Work item A:
Answer these questions from the text on transgender fathers, one per line:
(i) What is the name of the ABC Family reality show the text mentions?
(ii) Where did the opening quotation first appear?
(iii) According to the text, who defines fathers?
Work item B:
Carry on the text on transgender fathers from where it stops.

“If male-to-female transgenders are called “transwomen,” should male-to-female transgender fathers be called “transmothers” ?”
— Father’s Day post on a crossdressers blog
Absolutely not. You may change your identification in the world, but you can’t easily change your child’s identification of you, or change your responsibility to them.
Once a father, always a father, at least in the eyes of a child. They need fathers, need someone to be there for them, someone who they can rely on.
You want to go gender neutral and call them a trans parent, well, maybe. But fathers are defined by kids who see us, not by our own claims and assertions.
To be a father is a sacred responsibility. You carry role that from the moment you start that relationship with a child.
The ABC Family reality show “Becoming Us” centres around the teenage son of a transwoman who is just emerging. He is dating a girl whose father also identifies as trans, but who still lives mostly as a man.
Ben is clear: while his transitioning parent may not want to accept the label “father,” preferring to be called “mother” or at least the gender neutral “parent,” she is his father. The very fact of denying the facts of fatherhood upsets Ben a great deal, causing him real loss and distress at a time where he is working to embrace his own manhood.
I understand this firsthand.

Dataset entries:

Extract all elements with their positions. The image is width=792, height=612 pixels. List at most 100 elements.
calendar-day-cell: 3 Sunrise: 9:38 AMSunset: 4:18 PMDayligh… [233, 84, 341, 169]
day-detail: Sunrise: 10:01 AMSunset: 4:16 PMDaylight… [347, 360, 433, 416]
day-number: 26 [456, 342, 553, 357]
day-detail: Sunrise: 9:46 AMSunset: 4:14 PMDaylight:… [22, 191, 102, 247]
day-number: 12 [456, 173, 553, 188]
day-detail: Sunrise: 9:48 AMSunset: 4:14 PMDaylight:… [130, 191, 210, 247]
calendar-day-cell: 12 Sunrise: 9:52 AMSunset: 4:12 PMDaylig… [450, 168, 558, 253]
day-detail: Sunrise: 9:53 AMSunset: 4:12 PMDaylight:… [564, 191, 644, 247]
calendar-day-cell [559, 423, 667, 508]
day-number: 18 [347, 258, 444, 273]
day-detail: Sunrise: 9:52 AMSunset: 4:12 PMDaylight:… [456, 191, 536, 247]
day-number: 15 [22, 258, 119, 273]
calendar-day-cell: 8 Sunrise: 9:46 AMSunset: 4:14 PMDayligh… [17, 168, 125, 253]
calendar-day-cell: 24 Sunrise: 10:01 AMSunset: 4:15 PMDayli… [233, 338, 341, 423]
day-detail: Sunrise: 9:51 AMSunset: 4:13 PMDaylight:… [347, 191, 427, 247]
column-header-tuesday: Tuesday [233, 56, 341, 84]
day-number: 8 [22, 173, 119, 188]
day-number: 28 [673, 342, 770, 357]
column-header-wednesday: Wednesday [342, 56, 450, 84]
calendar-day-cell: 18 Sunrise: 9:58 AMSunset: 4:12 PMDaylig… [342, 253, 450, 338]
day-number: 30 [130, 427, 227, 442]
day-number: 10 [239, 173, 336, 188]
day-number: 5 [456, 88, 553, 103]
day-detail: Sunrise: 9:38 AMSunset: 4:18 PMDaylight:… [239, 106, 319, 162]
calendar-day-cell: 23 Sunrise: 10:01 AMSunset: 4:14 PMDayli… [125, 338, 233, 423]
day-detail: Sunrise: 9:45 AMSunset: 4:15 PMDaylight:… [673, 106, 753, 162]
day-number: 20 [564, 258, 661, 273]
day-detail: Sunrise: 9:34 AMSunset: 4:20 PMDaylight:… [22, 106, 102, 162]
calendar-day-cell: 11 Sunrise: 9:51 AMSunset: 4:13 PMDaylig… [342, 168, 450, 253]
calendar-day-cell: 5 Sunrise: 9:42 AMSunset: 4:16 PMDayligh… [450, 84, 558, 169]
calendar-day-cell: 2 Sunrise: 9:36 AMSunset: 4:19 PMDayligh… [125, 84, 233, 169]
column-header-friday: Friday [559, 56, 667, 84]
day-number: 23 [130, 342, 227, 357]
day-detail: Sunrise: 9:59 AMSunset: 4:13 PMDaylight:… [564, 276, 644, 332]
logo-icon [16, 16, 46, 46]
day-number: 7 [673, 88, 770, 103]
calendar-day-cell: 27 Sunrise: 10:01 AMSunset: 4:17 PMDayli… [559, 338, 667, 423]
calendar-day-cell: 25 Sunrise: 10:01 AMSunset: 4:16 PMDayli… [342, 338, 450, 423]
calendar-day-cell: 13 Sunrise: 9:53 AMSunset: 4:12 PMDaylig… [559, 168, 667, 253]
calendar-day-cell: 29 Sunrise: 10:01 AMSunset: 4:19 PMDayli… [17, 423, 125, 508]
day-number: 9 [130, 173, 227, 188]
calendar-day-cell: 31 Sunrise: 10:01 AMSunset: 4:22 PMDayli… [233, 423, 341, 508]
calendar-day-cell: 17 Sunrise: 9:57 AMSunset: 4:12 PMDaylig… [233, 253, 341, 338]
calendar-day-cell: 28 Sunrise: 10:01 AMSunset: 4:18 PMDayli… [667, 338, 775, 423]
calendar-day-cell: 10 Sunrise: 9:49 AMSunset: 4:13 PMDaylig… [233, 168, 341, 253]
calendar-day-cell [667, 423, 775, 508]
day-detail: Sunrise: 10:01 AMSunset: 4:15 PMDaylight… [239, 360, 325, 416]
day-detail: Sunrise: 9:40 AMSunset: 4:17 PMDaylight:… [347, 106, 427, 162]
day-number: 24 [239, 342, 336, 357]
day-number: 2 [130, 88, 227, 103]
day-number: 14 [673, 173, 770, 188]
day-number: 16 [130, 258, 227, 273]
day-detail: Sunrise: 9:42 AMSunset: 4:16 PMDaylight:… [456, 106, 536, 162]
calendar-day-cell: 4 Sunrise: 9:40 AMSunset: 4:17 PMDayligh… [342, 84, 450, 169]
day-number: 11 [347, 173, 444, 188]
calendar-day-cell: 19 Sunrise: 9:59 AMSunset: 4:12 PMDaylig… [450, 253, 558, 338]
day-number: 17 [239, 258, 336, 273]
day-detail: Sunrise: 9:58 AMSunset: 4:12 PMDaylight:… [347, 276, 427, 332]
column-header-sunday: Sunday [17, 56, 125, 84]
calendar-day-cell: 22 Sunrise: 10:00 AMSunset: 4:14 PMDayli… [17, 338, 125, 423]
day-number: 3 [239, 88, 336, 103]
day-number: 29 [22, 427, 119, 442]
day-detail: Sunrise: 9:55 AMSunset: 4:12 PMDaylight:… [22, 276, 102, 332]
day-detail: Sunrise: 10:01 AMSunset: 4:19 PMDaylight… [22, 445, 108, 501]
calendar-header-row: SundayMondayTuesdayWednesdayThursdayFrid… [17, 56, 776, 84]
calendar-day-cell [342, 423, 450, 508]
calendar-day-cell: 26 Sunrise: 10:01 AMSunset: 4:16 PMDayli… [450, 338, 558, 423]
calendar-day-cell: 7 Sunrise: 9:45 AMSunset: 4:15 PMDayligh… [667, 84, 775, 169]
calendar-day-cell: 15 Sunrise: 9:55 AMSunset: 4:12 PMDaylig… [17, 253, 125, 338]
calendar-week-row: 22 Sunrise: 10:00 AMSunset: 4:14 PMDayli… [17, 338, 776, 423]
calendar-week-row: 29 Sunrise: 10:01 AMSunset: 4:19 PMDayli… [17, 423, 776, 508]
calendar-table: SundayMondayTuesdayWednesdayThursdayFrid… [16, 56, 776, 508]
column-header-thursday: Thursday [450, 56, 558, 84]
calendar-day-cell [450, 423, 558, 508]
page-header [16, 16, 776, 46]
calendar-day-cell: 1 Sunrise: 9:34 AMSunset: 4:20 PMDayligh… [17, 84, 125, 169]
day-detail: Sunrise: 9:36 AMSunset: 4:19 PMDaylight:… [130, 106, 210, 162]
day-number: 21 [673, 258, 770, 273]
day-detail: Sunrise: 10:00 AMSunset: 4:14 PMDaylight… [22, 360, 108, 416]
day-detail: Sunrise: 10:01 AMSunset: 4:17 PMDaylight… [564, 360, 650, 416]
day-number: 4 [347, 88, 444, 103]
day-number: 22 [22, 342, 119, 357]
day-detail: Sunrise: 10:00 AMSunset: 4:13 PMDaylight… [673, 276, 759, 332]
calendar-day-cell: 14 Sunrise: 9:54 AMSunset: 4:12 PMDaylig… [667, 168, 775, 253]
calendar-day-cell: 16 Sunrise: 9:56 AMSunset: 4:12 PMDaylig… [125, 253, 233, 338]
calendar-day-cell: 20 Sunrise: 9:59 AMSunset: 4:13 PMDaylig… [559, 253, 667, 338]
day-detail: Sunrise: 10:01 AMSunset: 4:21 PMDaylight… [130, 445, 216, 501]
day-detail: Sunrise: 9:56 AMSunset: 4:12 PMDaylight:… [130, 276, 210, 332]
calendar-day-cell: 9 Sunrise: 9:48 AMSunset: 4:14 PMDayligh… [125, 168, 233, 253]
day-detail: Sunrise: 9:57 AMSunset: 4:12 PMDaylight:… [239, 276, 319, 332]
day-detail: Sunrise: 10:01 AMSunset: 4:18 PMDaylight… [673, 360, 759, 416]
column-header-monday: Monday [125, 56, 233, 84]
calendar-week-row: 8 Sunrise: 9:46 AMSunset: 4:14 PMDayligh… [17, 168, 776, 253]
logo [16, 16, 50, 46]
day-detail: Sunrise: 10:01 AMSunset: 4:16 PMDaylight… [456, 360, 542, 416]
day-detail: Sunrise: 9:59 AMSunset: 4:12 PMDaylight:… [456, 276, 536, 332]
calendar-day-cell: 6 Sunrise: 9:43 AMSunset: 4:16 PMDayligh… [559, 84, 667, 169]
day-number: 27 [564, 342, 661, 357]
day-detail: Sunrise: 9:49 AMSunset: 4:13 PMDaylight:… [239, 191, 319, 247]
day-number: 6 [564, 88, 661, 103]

Task output A:
(i) "Becoming Us"
(ii) In a Father's Day post on a crossdressers blog
(iii) The kids who see them, not the fathers' own claims and assertions

Task output B:
“It’s easier to call them Diane and Holly,” I said to Evan, “but I know that they are your mother and father.” I could see him relax in that moment, a transperson understanding the facts as he understood them and not trying to rationalize or finesse.
In a binary world, it’s easy to want to believe that if you are not one thing then you are the other. The ideas that if we renounce manhood, we become woman, and everything about us changes to that model is seductive and compelling, allowing the idea of clean and perfect transitions.
The old Benjamin transmodel used to kowtow to that binary expectation. We were expected to rewrite our history to be more gender normative, turning boyfriends into girlfriends, wives into husbands and so on.
While we could concoct a new history, the people in relationship with us had no such obligation. They would remain our ex-wives, our sons, our parents, and so on.
We are unable to rewrite the memories and facts of anyone else’s life, even if we try to erase, manipulate and rewrite our own. The relationships we had are the relationships we had, the choices we made are the choices we made, and the consequences and responsibilities our actions created are the consequences and responsibilities we have.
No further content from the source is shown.